◆ WORK TO BE COMPLETED
Reproduce every one of the lines below word for word, changing nothing.

◆ PROVIDED RECORDS
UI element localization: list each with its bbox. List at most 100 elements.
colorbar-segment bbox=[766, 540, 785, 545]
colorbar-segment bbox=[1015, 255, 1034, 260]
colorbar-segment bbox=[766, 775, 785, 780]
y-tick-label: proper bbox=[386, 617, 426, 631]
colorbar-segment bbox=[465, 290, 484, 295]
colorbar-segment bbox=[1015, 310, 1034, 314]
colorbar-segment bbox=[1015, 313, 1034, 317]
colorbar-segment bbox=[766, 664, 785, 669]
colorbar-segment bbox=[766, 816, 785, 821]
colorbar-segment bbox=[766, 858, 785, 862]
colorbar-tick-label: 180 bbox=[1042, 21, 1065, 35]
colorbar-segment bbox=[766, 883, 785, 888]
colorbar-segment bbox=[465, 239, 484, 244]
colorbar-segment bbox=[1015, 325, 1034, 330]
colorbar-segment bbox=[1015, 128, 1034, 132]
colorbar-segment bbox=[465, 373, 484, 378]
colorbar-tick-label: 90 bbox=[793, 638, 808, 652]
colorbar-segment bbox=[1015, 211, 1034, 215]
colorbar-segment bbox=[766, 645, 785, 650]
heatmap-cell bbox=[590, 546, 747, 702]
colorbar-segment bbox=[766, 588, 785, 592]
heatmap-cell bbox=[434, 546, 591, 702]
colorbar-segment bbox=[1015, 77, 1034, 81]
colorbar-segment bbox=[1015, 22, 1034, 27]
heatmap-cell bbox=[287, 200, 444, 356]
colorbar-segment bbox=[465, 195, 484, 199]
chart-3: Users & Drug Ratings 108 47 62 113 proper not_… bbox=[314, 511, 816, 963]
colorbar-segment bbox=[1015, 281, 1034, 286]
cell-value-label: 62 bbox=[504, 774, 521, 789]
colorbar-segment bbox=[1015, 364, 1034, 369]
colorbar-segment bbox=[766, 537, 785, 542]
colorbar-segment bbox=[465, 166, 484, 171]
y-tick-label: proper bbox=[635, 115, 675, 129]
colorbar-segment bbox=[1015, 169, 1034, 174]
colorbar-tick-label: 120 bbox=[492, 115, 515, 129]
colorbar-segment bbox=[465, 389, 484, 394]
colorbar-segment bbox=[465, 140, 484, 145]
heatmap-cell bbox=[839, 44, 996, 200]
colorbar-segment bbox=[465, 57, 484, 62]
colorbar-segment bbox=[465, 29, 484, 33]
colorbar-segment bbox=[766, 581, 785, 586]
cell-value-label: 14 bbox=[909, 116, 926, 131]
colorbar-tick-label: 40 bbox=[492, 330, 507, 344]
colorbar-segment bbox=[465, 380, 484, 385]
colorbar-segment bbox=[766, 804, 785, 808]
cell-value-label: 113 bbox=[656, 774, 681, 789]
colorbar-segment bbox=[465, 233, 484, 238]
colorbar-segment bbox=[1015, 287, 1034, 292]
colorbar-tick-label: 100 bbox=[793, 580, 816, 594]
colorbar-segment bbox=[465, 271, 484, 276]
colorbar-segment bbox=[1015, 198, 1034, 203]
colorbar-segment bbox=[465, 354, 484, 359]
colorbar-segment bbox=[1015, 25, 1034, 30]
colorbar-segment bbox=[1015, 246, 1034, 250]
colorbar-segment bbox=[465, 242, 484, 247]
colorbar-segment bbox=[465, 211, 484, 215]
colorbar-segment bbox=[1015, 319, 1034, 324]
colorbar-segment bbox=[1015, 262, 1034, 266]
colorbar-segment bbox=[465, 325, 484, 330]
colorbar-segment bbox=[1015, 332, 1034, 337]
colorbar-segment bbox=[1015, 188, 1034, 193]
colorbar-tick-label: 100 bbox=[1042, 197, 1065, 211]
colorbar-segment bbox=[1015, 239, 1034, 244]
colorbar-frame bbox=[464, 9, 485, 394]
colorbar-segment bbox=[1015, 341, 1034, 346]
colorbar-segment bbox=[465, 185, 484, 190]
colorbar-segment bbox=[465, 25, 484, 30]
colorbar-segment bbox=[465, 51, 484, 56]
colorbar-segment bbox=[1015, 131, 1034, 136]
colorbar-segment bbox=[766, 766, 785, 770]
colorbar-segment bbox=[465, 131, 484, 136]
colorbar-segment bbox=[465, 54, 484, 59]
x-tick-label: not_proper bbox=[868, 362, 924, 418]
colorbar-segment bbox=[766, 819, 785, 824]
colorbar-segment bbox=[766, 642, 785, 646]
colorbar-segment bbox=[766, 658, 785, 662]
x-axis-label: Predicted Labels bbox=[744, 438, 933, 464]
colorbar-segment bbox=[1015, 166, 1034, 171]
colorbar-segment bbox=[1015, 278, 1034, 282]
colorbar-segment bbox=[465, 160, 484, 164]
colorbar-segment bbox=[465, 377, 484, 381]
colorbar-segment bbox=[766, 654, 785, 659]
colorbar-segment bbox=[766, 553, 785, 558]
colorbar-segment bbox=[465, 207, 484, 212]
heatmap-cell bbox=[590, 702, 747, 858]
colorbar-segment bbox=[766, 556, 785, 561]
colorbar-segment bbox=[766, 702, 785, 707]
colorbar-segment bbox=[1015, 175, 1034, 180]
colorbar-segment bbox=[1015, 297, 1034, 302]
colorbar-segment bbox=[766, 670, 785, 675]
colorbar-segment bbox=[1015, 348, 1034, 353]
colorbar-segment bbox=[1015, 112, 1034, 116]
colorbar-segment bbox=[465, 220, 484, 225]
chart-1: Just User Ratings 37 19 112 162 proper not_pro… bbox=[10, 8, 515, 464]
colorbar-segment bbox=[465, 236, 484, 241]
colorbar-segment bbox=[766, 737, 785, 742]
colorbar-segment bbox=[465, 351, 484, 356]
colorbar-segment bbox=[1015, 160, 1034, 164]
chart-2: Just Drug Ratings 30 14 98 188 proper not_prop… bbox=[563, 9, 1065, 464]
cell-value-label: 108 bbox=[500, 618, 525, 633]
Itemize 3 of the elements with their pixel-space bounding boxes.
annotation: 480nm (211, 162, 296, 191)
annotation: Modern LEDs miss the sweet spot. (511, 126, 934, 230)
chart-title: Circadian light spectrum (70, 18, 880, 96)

◆ THE RESULT
UI element localization: list each with its bbox. List at most 100 elements.
colorbar-segment bbox=[766, 540, 785, 545]
colorbar-segment bbox=[1015, 255, 1034, 260]
colorbar-segment bbox=[766, 775, 785, 780]
y-tick-label: proper bbox=[386, 617, 426, 631]
colorbar-segment bbox=[465, 290, 484, 295]
colorbar-segment bbox=[1015, 310, 1034, 314]
colorbar-segment bbox=[1015, 313, 1034, 317]
colorbar-segment bbox=[766, 664, 785, 669]
colorbar-segment bbox=[766, 816, 785, 821]
colorbar-segment bbox=[766, 858, 785, 862]
colorbar-tick-label: 180 bbox=[1042, 21, 1065, 35]
colorbar-segment bbox=[766, 883, 785, 888]
colorbar-segment bbox=[465, 239, 484, 244]
colorbar-segment bbox=[1015, 325, 1034, 330]
colorbar-segment bbox=[1015, 128, 1034, 132]
colorbar-segment bbox=[465, 373, 484, 378]
colorbar-tick-label: 90 bbox=[793, 638, 808, 652]
colorbar-segment bbox=[1015, 211, 1034, 215]
colorbar-segment bbox=[766, 645, 785, 650]
heatmap-cell bbox=[590, 546, 747, 702]
colorbar-segment bbox=[766, 588, 785, 592]
heatmap-cell bbox=[434, 546, 591, 702]
colorbar-segment bbox=[1015, 77, 1034, 81]
colorbar-segment bbox=[1015, 22, 1034, 27]
heatmap-cell bbox=[287, 200, 444, 356]
colorbar-segment bbox=[465, 195, 484, 199]
chart-3: Users & Drug Ratings 108 47 62 113 proper not_… bbox=[314, 511, 816, 963]
colorbar-segment bbox=[1015, 281, 1034, 286]
cell-value-label: 62 bbox=[504, 774, 521, 789]
colorbar-segment bbox=[1015, 364, 1034, 369]
colorbar-segment bbox=[766, 537, 785, 542]
colorbar-segment bbox=[465, 166, 484, 171]
y-tick-label: proper bbox=[635, 115, 675, 129]
colorbar-segment bbox=[1015, 169, 1034, 174]
colorbar-tick-label: 120 bbox=[492, 115, 515, 129]
colorbar-segment bbox=[465, 389, 484, 394]
colorbar-segment bbox=[465, 140, 484, 145]
heatmap-cell bbox=[839, 44, 996, 200]
colorbar-segment bbox=[465, 57, 484, 62]
colorbar-segment bbox=[465, 29, 484, 33]
colorbar-segment bbox=[766, 581, 785, 586]
cell-value-label: 14 bbox=[909, 116, 926, 131]
colorbar-tick-label: 40 bbox=[492, 330, 507, 344]
colorbar-segment bbox=[465, 380, 484, 385]
colorbar-segment bbox=[766, 804, 785, 808]
cell-value-label: 113 bbox=[656, 774, 681, 789]
colorbar-segment bbox=[465, 233, 484, 238]
colorbar-segment bbox=[1015, 287, 1034, 292]
colorbar-tick-label: 100 bbox=[793, 580, 816, 594]
colorbar-segment bbox=[465, 271, 484, 276]
colorbar-segment bbox=[1015, 198, 1034, 203]
colorbar-segment bbox=[465, 354, 484, 359]
colorbar-segment bbox=[1015, 25, 1034, 30]
colorbar-segment bbox=[1015, 246, 1034, 250]
colorbar-segment bbox=[465, 242, 484, 247]
colorbar-segment bbox=[465, 211, 484, 215]
colorbar-segment bbox=[1015, 319, 1034, 324]
colorbar-segment bbox=[1015, 262, 1034, 266]
colorbar-segment bbox=[465, 325, 484, 330]
colorbar-segment bbox=[1015, 332, 1034, 337]
colorbar-segment bbox=[1015, 188, 1034, 193]
colorbar-tick-label: 100 bbox=[1042, 197, 1065, 211]
colorbar-segment bbox=[1015, 239, 1034, 244]
colorbar-frame bbox=[464, 9, 485, 394]
colorbar-segment bbox=[1015, 341, 1034, 346]
colorbar-segment bbox=[465, 185, 484, 190]
colorbar-segment bbox=[465, 25, 484, 30]
colorbar-segment bbox=[465, 51, 484, 56]
colorbar-segment bbox=[1015, 131, 1034, 136]
colorbar-segment bbox=[766, 766, 785, 770]
colorbar-segment bbox=[465, 131, 484, 136]
colorbar-segment bbox=[465, 54, 484, 59]
x-tick-label: not_proper bbox=[868, 362, 924, 418]
colorbar-segment bbox=[766, 819, 785, 824]
colorbar-segment bbox=[766, 642, 785, 646]
colorbar-segment bbox=[766, 658, 785, 662]
x-axis-label: Predicted Labels bbox=[744, 438, 933, 464]
colorbar-segment bbox=[1015, 166, 1034, 171]
colorbar-segment bbox=[1015, 278, 1034, 282]
colorbar-segment bbox=[465, 160, 484, 164]
colorbar-segment bbox=[465, 377, 484, 381]
colorbar-segment bbox=[766, 654, 785, 659]
colorbar-segment bbox=[766, 553, 785, 558]
colorbar-segment bbox=[465, 207, 484, 212]
heatmap-cell bbox=[590, 702, 747, 858]
colorbar-segment bbox=[766, 556, 785, 561]
colorbar-segment bbox=[766, 702, 785, 707]
colorbar-segment bbox=[1015, 175, 1034, 180]
colorbar-segment bbox=[1015, 297, 1034, 302]
colorbar-segment bbox=[766, 670, 785, 675]
colorbar-segment bbox=[1015, 348, 1034, 353]
colorbar-segment bbox=[1015, 112, 1034, 116]
colorbar-segment bbox=[465, 220, 484, 225]
chart-1: Just User Ratings 37 19 112 162 proper not_pro… bbox=[10, 8, 515, 464]
colorbar-segment bbox=[465, 236, 484, 241]
colorbar-segment bbox=[766, 737, 785, 742]
colorbar-segment bbox=[465, 351, 484, 356]
colorbar-segment bbox=[1015, 160, 1034, 164]
chart-2: Just Drug Ratings 30 14 98 188 proper not_prop… bbox=[563, 9, 1065, 464]
cell-value-label: 108 bbox=[500, 618, 525, 633]
Itemize 3 of the elements with their pixel-space bounding boxes.
annotation: 480nm (211, 162, 296, 191)
annotation: Modern LEDs miss the sweet spot. (511, 126, 934, 230)
chart-title: Circadian light spectrum (70, 18, 880, 96)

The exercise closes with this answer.